Task brief :: Examine the material below. Gather every line in which the string "image" appears.

>> begin

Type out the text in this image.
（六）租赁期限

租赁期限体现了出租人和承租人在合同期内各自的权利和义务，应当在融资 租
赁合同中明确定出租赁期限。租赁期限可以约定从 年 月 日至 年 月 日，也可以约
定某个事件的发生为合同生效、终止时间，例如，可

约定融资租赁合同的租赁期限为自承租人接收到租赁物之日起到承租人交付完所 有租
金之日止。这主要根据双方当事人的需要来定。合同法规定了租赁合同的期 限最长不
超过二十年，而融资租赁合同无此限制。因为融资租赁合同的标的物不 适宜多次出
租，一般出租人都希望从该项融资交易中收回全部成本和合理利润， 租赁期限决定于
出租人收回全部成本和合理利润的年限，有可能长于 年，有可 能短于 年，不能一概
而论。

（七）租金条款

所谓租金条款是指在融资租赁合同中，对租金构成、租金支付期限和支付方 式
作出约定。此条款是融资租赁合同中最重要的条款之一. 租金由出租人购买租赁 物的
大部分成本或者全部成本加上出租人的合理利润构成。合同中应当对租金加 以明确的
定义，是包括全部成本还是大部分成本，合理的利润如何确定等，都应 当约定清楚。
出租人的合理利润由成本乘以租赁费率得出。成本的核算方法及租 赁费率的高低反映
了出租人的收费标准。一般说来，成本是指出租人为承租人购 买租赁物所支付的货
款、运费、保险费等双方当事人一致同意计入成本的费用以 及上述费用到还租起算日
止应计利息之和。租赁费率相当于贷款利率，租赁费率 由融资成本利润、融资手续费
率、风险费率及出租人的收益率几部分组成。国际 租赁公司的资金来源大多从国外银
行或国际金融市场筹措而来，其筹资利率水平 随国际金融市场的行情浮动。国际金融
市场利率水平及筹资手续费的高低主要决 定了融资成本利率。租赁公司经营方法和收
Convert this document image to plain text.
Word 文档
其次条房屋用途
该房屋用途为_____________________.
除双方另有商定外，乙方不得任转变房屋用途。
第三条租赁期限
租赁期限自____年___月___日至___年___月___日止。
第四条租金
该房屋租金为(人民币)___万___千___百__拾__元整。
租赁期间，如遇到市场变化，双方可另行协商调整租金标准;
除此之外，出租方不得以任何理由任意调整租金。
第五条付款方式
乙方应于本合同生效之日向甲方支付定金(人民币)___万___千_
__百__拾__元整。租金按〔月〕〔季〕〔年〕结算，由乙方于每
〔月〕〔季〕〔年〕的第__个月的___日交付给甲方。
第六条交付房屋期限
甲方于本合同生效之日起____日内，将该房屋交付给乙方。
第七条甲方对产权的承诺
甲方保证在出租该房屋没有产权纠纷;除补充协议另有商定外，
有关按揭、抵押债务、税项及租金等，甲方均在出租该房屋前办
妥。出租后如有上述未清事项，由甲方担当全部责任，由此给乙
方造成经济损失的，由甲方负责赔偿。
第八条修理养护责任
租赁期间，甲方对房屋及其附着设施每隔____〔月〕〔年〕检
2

>> end

Final answer ::
Type out the text in this image.
Convert this document image to plain text.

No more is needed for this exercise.